::: The data :::

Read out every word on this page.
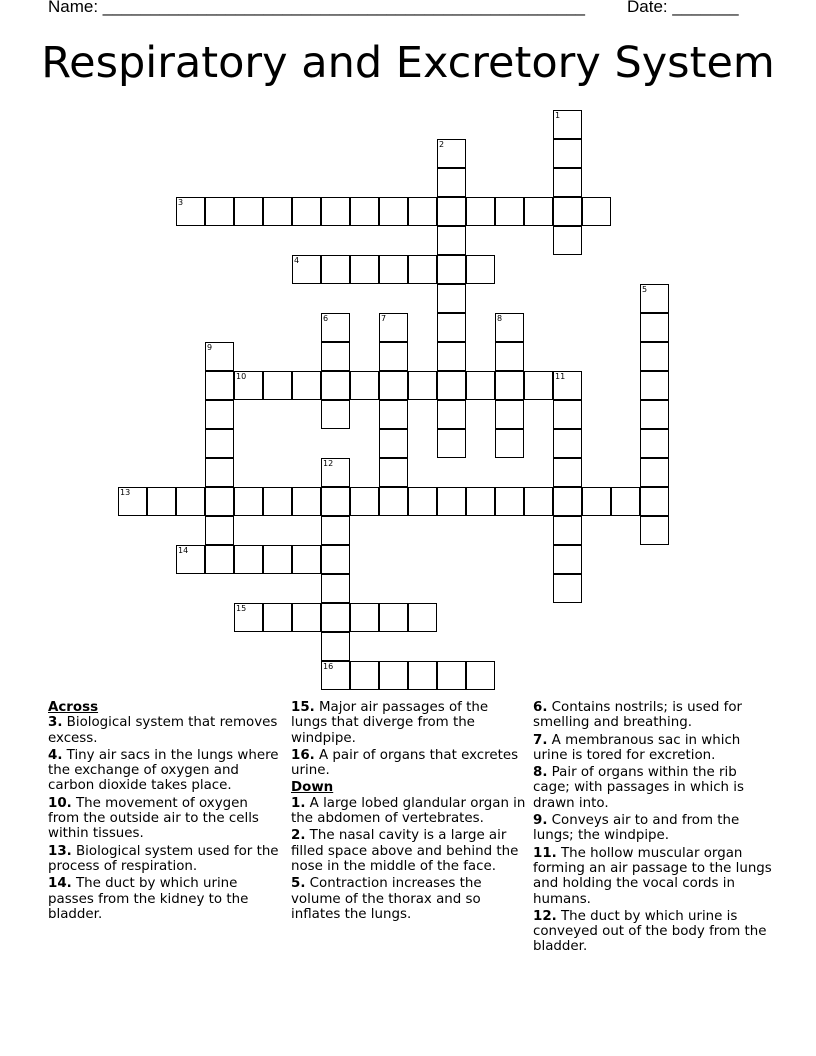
Name: ___________________________________________________ Date: _______
Respiratory and Excretory System
1
2
3
4
5
6	7	8
9
10	11
12
13
14
15
16
Across
3. Biological system that removes excess.
4. Tiny air sacs in the lungs where the exchange of oxygen and carbon dioxide takes place.
10. The movement of oxygen from the outside air to the cells within tissues.
13. Biological system used for the process of respiration.
14. The duct by which urine passes from the kidney to the bladder.
15. Major air passages of the lungs that diverge from the windpipe.
16. A pair of organs that excretes urine.
Down
1. A large lobed glandular organ in the abdomen of vertebrates.
2. The nasal cavity is a large air filled space above and behind the nose in the middle of the face.
5. Contraction increases the volume of the thorax and so inflates the lungs.
6. Contains nostrils; is used for smelling and breathing.
7. A membranous sac in which urine is tored for excretion.
8. Pair of organs within the rib cage; with passages in which is drawn into.
9. Conveys air to and from the lungs; the windpipe.
11. The hollow muscular organ forming an air passage to the lungs and holding the vocal cords in humans.
12. The duct by which urine is conveyed out of the body from the bladder.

:::

What is being asked:
Please give the number of lines in the entries above that hold "which", with no other text.

Task result:
4